Problem requirements -
In the data below, locate each line with the word "napowietrznych" and list it.

Records to process -
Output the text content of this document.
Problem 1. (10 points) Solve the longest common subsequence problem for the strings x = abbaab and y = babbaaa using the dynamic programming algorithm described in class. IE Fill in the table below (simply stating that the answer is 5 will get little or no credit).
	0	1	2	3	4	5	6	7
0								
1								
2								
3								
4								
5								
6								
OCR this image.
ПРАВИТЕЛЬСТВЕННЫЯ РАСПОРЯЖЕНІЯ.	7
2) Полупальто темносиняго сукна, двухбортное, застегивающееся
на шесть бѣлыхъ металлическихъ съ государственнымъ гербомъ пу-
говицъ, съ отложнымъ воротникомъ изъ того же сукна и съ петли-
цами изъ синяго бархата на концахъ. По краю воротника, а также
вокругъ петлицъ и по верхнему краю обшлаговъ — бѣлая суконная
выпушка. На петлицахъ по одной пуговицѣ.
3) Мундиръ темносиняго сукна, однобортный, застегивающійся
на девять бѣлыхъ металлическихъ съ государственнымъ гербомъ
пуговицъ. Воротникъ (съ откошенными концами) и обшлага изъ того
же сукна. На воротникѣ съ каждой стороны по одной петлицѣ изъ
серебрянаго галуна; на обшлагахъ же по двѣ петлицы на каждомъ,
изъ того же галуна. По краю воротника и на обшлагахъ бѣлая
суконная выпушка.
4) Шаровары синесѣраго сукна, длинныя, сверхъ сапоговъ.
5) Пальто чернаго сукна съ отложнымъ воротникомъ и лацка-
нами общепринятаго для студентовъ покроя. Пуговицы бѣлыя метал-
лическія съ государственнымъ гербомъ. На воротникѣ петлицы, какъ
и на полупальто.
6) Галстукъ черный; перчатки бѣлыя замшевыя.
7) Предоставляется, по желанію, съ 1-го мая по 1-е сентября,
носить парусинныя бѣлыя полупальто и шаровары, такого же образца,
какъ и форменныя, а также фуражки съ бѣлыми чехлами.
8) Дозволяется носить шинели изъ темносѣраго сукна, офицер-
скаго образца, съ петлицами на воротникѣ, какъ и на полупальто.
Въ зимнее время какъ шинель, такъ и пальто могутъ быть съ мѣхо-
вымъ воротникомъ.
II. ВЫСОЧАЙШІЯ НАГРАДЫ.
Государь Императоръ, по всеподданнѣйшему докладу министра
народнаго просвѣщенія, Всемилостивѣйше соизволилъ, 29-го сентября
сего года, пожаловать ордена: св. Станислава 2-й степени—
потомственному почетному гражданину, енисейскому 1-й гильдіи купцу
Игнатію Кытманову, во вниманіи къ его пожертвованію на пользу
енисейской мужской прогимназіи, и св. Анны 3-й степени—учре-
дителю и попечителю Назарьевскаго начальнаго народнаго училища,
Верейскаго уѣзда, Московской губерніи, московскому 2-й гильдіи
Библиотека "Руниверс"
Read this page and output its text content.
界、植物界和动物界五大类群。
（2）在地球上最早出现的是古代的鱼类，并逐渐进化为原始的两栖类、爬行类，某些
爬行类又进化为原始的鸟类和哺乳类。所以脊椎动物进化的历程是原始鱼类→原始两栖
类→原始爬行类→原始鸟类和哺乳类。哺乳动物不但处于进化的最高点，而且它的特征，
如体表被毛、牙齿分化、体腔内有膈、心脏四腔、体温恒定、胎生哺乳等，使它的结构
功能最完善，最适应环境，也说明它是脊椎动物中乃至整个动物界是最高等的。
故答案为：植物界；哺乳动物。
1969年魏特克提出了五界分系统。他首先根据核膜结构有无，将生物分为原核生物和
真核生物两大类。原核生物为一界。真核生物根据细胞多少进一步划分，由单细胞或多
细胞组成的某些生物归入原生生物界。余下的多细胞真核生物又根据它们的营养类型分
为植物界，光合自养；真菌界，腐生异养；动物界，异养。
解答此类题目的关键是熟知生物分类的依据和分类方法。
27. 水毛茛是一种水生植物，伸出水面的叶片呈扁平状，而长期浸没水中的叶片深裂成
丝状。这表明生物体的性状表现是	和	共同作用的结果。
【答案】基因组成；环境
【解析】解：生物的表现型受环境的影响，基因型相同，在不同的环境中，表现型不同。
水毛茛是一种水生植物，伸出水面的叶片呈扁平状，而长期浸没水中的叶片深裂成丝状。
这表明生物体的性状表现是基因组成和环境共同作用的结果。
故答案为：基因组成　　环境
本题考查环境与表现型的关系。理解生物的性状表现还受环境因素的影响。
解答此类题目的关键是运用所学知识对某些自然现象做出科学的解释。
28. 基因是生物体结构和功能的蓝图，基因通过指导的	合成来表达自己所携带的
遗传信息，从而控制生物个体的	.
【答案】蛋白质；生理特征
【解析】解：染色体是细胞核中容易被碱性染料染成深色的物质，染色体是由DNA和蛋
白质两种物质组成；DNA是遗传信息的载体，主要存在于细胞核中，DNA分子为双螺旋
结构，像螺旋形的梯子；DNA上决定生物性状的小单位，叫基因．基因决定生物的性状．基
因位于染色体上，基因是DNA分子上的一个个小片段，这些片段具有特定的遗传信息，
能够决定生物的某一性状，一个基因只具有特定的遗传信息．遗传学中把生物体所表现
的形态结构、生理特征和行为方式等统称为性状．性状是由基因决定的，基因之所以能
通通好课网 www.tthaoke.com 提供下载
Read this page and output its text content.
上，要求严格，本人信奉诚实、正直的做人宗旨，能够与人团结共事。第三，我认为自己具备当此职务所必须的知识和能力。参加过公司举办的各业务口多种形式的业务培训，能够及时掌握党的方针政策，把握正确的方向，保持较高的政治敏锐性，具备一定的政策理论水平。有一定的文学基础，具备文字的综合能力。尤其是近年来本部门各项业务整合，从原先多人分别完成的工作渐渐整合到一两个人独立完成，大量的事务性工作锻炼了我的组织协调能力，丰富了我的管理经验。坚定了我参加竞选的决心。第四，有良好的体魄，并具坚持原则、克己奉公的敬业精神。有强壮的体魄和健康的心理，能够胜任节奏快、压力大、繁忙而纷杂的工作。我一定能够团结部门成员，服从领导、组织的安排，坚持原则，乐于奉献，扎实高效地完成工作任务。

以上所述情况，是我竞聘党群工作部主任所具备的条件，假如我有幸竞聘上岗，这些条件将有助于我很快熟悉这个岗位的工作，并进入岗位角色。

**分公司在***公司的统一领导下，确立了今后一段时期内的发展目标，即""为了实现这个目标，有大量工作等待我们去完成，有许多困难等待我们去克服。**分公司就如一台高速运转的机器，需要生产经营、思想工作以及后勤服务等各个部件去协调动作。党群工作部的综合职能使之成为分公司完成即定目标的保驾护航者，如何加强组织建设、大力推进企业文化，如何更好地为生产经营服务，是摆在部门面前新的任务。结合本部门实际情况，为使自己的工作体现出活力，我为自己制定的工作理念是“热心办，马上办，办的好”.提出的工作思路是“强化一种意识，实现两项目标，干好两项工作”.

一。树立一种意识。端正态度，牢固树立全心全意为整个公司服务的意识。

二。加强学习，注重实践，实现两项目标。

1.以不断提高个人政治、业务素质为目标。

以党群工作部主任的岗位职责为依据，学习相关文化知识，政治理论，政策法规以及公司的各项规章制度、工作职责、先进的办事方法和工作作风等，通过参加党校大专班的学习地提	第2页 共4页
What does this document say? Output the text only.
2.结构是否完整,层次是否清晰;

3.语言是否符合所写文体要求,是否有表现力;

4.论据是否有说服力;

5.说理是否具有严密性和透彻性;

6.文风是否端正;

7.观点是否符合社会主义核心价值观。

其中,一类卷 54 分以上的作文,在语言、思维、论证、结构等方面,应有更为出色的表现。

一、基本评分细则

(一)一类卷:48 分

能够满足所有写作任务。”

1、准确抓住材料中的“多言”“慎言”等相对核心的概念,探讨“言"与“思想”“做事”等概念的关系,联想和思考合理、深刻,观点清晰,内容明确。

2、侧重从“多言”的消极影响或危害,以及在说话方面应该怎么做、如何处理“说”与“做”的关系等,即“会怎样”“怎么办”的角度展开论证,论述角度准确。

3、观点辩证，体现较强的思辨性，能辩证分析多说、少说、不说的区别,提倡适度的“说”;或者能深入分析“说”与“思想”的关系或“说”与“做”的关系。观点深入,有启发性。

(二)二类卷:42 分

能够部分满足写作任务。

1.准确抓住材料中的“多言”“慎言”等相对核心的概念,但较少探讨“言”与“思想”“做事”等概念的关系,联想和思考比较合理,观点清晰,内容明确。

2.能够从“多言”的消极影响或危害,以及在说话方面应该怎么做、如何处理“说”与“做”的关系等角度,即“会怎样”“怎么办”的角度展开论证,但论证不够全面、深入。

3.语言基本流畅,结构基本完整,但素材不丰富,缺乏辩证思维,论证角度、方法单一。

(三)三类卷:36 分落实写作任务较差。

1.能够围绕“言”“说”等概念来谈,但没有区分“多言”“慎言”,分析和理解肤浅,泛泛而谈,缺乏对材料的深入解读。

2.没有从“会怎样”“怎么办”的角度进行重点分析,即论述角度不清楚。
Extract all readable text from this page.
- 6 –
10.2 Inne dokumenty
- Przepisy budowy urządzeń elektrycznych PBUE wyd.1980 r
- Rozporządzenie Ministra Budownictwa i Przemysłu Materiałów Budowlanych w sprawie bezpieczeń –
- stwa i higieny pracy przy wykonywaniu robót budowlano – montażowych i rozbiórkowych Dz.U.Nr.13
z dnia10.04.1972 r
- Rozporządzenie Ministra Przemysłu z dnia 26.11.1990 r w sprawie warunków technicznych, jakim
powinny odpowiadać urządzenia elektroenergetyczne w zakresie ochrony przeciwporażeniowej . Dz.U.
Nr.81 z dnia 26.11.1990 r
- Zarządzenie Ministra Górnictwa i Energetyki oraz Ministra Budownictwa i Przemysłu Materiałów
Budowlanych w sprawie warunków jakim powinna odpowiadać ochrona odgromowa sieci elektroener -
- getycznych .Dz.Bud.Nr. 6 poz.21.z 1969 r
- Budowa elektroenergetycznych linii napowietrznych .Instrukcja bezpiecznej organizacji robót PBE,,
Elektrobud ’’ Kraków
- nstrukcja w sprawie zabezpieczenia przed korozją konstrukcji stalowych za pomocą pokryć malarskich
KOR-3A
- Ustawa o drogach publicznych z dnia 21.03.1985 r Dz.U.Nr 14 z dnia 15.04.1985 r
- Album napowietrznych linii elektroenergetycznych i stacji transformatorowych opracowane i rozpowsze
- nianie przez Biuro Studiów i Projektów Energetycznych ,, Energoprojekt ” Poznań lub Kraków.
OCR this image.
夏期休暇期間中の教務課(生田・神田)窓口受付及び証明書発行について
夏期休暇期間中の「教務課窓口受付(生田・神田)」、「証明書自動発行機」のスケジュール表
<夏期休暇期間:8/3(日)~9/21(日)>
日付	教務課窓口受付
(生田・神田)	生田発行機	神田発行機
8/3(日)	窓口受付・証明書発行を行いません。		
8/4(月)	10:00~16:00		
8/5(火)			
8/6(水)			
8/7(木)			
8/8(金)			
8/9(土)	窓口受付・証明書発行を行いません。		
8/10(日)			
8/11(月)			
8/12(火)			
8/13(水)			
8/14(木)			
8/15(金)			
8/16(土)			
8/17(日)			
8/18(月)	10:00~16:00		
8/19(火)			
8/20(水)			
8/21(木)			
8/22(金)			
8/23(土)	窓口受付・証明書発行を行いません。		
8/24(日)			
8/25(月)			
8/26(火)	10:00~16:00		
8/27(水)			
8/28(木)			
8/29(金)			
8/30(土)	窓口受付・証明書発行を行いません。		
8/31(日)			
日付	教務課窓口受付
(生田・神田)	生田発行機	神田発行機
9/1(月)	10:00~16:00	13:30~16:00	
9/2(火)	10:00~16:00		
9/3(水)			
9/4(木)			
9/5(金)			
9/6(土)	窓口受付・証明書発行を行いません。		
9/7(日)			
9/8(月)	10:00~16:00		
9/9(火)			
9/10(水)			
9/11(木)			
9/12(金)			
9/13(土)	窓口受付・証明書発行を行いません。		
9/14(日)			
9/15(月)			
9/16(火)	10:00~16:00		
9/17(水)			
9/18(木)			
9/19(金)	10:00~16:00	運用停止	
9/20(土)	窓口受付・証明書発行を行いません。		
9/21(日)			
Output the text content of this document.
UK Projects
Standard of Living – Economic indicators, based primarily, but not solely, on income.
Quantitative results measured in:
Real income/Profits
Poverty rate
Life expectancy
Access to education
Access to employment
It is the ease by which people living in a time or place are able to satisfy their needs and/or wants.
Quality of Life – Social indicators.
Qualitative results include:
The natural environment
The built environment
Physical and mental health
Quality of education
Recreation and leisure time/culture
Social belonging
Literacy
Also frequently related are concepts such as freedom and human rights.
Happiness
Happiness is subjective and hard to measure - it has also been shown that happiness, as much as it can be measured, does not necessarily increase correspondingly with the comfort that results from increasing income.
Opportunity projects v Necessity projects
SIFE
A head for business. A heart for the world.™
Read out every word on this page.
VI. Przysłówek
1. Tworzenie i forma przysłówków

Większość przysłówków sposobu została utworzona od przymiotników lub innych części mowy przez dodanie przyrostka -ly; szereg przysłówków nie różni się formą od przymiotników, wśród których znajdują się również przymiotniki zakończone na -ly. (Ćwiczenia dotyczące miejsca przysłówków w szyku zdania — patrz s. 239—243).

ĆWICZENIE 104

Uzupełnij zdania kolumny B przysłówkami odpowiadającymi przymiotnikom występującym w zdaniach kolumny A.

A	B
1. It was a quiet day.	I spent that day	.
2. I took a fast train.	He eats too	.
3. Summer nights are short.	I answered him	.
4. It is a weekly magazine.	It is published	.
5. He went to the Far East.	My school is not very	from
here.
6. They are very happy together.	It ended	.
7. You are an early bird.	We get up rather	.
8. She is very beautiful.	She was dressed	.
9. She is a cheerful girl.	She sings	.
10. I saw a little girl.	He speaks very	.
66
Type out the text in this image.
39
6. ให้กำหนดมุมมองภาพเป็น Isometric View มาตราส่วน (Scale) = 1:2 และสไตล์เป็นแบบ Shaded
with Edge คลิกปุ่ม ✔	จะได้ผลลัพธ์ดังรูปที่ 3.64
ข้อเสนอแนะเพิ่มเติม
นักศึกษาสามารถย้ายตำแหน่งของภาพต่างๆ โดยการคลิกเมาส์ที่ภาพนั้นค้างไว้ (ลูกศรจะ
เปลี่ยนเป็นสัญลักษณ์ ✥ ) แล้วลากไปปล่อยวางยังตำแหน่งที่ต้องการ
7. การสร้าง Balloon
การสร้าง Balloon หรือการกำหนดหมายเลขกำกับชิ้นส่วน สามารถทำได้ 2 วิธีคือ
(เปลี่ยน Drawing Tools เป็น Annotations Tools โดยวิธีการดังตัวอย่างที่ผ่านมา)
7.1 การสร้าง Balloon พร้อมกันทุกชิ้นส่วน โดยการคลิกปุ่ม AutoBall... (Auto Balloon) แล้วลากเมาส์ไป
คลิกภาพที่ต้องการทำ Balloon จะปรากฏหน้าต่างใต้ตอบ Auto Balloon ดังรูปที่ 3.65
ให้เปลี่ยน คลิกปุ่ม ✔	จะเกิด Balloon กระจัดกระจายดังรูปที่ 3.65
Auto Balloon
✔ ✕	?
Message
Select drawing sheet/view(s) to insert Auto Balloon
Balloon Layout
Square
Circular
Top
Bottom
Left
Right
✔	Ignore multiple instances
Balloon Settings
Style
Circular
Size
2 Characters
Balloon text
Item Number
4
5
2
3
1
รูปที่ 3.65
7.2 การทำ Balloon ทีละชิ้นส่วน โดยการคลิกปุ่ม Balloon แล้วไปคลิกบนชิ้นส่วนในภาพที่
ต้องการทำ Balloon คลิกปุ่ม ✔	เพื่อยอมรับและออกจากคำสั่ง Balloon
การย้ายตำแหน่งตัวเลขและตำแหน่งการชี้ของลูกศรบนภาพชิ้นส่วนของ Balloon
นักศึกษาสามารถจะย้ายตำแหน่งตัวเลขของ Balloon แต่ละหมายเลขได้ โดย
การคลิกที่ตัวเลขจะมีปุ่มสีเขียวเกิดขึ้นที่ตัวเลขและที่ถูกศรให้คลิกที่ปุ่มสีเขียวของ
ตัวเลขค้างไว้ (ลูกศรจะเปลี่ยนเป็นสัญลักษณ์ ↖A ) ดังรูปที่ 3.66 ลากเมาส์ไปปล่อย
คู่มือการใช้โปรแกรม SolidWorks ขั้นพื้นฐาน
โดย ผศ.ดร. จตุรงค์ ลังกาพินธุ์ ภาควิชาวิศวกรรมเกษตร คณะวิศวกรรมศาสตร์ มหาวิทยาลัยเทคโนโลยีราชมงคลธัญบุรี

Exercise response -
- Budowa elektroenergetycznych linii napowietrznych .Instrukcja bezpiecznej organizacji robót PBE,,
- Album napowietrznych linii elektroenergetycznych i stacji transformatorowych opracowane i rozpowsze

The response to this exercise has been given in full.